ЗАДАНИЕ — Воспроизведите все записи ниже строка в строку, не меняя ни одного знака.

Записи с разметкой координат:
:::::

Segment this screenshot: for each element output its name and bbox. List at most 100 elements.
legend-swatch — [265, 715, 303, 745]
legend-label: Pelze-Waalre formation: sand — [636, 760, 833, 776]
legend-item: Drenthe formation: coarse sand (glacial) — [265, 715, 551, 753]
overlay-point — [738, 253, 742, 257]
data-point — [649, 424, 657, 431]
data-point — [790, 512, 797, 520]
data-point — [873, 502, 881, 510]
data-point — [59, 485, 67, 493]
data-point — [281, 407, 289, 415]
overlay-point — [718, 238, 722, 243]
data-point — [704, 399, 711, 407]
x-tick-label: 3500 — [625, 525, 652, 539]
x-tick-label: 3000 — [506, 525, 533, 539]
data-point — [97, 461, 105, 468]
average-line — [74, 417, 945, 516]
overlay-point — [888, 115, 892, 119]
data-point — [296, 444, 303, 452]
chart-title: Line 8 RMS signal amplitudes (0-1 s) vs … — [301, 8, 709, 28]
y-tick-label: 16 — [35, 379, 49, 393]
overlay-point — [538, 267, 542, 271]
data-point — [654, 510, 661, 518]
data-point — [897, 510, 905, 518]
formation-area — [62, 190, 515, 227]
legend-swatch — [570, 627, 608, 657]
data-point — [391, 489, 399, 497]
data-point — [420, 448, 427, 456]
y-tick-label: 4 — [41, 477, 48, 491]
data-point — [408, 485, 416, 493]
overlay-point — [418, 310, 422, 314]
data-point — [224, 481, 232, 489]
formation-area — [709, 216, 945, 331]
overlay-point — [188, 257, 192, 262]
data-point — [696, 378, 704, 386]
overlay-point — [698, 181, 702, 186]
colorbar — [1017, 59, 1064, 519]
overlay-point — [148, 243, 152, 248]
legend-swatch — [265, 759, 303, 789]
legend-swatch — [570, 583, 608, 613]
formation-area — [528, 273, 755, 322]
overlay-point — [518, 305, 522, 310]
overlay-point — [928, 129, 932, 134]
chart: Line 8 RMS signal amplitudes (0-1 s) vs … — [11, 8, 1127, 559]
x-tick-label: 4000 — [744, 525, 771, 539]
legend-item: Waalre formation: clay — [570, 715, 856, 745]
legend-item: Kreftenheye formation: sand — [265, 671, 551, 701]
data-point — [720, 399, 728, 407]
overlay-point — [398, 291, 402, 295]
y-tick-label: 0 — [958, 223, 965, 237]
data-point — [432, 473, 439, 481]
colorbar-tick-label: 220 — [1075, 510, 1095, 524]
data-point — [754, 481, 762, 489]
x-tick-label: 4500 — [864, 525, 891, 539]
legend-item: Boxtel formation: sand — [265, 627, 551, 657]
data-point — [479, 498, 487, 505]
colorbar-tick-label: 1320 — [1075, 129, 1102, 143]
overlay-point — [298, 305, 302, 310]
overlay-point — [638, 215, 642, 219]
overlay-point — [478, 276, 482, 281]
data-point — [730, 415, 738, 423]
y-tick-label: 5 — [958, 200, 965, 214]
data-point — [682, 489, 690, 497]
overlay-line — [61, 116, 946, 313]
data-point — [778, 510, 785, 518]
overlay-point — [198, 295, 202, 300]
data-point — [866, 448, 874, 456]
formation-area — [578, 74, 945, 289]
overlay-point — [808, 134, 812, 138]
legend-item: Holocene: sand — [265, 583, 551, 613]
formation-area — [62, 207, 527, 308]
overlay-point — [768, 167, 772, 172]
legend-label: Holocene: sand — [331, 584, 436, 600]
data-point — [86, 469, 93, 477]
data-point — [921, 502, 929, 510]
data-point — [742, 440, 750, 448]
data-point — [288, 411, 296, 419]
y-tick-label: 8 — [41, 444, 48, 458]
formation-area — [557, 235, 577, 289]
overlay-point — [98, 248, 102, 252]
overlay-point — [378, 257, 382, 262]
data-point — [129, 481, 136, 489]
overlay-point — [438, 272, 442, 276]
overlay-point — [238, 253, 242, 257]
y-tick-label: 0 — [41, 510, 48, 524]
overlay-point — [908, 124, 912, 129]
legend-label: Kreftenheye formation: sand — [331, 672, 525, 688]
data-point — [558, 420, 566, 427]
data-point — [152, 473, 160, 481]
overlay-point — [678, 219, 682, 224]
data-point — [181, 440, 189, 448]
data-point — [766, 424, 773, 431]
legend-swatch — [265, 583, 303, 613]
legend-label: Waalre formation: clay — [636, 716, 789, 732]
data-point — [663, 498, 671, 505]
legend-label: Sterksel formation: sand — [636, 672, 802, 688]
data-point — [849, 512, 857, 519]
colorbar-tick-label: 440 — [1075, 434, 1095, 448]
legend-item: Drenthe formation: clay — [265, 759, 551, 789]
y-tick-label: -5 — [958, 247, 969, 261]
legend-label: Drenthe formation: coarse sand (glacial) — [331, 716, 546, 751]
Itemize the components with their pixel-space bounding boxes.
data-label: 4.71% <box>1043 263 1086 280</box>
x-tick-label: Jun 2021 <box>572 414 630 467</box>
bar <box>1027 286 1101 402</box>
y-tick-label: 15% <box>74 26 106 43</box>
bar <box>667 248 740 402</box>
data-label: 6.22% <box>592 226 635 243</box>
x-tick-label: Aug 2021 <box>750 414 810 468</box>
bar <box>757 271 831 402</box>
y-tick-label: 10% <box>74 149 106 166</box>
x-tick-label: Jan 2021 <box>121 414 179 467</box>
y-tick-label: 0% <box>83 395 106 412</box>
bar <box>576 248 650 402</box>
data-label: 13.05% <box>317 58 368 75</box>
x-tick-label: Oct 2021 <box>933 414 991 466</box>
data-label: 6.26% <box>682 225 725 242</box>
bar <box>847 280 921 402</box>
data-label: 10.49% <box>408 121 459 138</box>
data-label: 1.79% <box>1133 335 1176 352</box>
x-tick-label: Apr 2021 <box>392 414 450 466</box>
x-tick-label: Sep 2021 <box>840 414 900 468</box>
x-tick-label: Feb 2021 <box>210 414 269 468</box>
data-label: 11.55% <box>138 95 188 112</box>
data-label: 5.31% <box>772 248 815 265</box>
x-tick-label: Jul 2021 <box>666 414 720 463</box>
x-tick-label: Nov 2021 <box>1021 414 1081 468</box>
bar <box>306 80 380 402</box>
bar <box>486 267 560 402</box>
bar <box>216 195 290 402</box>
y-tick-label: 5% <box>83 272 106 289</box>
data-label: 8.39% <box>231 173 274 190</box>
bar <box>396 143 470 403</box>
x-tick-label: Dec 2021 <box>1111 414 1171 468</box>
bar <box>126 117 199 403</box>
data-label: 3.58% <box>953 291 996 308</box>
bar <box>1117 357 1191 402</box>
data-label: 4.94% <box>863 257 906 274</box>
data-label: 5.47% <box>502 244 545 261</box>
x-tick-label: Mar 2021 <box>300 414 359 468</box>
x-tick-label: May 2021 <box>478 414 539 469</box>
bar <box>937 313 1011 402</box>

:::::

РЕЗУЛЬТАТ УПРАЖНЕНИЯ —
Segment this screenshot: for each element output its name and bbox. List at most 100 elements.
legend-swatch — [265, 715, 303, 745]
legend-label: Pelze-Waalre formation: sand — [636, 760, 833, 776]
legend-item: Drenthe formation: coarse sand (glacial) — [265, 715, 551, 753]
overlay-point — [738, 253, 742, 257]
data-point — [649, 424, 657, 431]
data-point — [790, 512, 797, 520]
data-point — [873, 502, 881, 510]
data-point — [59, 485, 67, 493]
data-point — [281, 407, 289, 415]
overlay-point — [718, 238, 722, 243]
data-point — [704, 399, 711, 407]
x-tick-label: 3500 — [625, 525, 652, 539]
x-tick-label: 3000 — [506, 525, 533, 539]
data-point — [97, 461, 105, 468]
average-line — [74, 417, 945, 516]
overlay-point — [888, 115, 892, 119]
data-point — [296, 444, 303, 452]
chart-title: Line 8 RMS signal amplitudes (0-1 s) vs … — [301, 8, 709, 28]
y-tick-label: 16 — [35, 379, 49, 393]
overlay-point — [538, 267, 542, 271]
data-point — [654, 510, 661, 518]
data-point — [897, 510, 905, 518]
formation-area — [62, 190, 515, 227]
legend-swatch — [570, 627, 608, 657]
data-point — [391, 489, 399, 497]
data-point — [420, 448, 427, 456]
y-tick-label: 4 — [41, 477, 48, 491]
data-point — [408, 485, 416, 493]
overlay-point — [418, 310, 422, 314]
data-point — [224, 481, 232, 489]
formation-area — [709, 216, 945, 331]
overlay-point — [188, 257, 192, 262]
data-point — [696, 378, 704, 386]
overlay-point — [698, 181, 702, 186]
colorbar — [1017, 59, 1064, 519]
overlay-point — [148, 243, 152, 248]
legend-swatch — [265, 759, 303, 789]
legend-swatch — [570, 583, 608, 613]
formation-area — [528, 273, 755, 322]
overlay-point — [518, 305, 522, 310]
overlay-point — [928, 129, 932, 134]
chart: Line 8 RMS signal amplitudes (0-1 s) vs … — [11, 8, 1127, 559]
x-tick-label: 4000 — [744, 525, 771, 539]
legend-item: Waalre formation: clay — [570, 715, 856, 745]
legend-item: Kreftenheye formation: sand — [265, 671, 551, 701]
data-point — [720, 399, 728, 407]
overlay-point — [398, 291, 402, 295]
y-tick-label: 0 — [958, 223, 965, 237]
data-point — [432, 473, 439, 481]
colorbar-tick-label: 220 — [1075, 510, 1095, 524]
data-point — [754, 481, 762, 489]
x-tick-label: 4500 — [864, 525, 891, 539]
legend-item: Boxtel formation: sand — [265, 627, 551, 657]
data-point — [479, 498, 487, 505]
colorbar-tick-label: 1320 — [1075, 129, 1102, 143]
overlay-point — [298, 305, 302, 310]
overlay-point — [638, 215, 642, 219]
overlay-point — [478, 276, 482, 281]
data-point — [730, 415, 738, 423]
y-tick-label: 5 — [958, 200, 965, 214]
data-point — [682, 489, 690, 497]
overlay-line — [61, 116, 946, 313]
data-point — [778, 510, 785, 518]
overlay-point — [198, 295, 202, 300]
data-point — [866, 448, 874, 456]
formation-area — [578, 74, 945, 289]
overlay-point — [808, 134, 812, 138]
legend-item: Holocene: sand — [265, 583, 551, 613]
formation-area — [62, 207, 527, 308]
overlay-point — [768, 167, 772, 172]
legend-label: Holocene: sand — [331, 584, 436, 600]
data-point — [86, 469, 93, 477]
data-point — [921, 502, 929, 510]
data-point — [742, 440, 750, 448]
data-point — [288, 411, 296, 419]
y-tick-label: 8 — [41, 444, 48, 458]
formation-area — [557, 235, 577, 289]
overlay-point — [98, 248, 102, 252]
overlay-point — [378, 257, 382, 262]
data-point — [129, 481, 136, 489]
overlay-point — [438, 272, 442, 276]
overlay-point — [238, 253, 242, 257]
y-tick-label: 0 — [41, 510, 48, 524]
overlay-point — [908, 124, 912, 129]
legend-label: Kreftenheye formation: sand — [331, 672, 525, 688]
data-point — [558, 420, 566, 427]
data-point — [152, 473, 160, 481]
overlay-point — [678, 219, 682, 224]
data-point — [181, 440, 189, 448]
data-point — [766, 424, 773, 431]
legend-swatch — [265, 583, 303, 613]
legend-label: Waalre formation: clay — [636, 716, 789, 732]
data-point — [663, 498, 671, 505]
legend-label: Sterksel formation: sand — [636, 672, 802, 688]
data-point — [849, 512, 857, 519]
colorbar-tick-label: 440 — [1075, 434, 1095, 448]
legend-item: Drenthe formation: clay — [265, 759, 551, 789]
y-tick-label: -5 — [958, 247, 969, 261]
legend-label: Drenthe formation: coarse sand (glacial) — [331, 716, 546, 751]
Itemize the components with their pixel-space bounding boxes.
data-label: 4.71% <box>1043 263 1086 280</box>
x-tick-label: Jun 2021 <box>572 414 630 467</box>
bar <box>1027 286 1101 402</box>
y-tick-label: 15% <box>74 26 106 43</box>
bar <box>667 248 740 402</box>
data-label: 6.22% <box>592 226 635 243</box>
x-tick-label: Aug 2021 <box>750 414 810 468</box>
bar <box>757 271 831 402</box>
y-tick-label: 10% <box>74 149 106 166</box>
x-tick-label: Jan 2021 <box>121 414 179 467</box>
y-tick-label: 0% <box>83 395 106 412</box>
bar <box>576 248 650 402</box>
data-label: 13.05% <box>317 58 368 75</box>
x-tick-label: Oct 2021 <box>933 414 991 466</box>
data-label: 6.26% <box>682 225 725 242</box>
bar <box>847 280 921 402</box>
data-label: 10.49% <box>408 121 459 138</box>
data-label: 1.79% <box>1133 335 1176 352</box>
x-tick-label: Apr 2021 <box>392 414 450 466</box>
x-tick-label: Sep 2021 <box>840 414 900 468</box>
x-tick-label: Feb 2021 <box>210 414 269 468</box>
data-label: 11.55% <box>138 95 188 112</box>
data-label: 5.31% <box>772 248 815 265</box>
x-tick-label: Jul 2021 <box>666 414 720 463</box>
x-tick-label: Nov 2021 <box>1021 414 1081 468</box>
bar <box>306 80 380 402</box>
bar <box>486 267 560 402</box>
bar <box>216 195 290 402</box>
y-tick-label: 5% <box>83 272 106 289</box>
data-label: 8.39% <box>231 173 274 190</box>
bar <box>396 143 470 403</box>
x-tick-label: Dec 2021 <box>1111 414 1171 468</box>
bar <box>126 117 199 403</box>
data-label: 3.58% <box>953 291 996 308</box>
bar <box>1117 357 1191 402</box>
data-label: 4.94% <box>863 257 906 274</box>
data-label: 5.47% <box>502 244 545 261</box>
x-tick-label: Mar 2021 <box>300 414 359 468</box>
x-tick-label: May 2021 <box>478 414 539 469</box>
bar <box>937 313 1011 402</box>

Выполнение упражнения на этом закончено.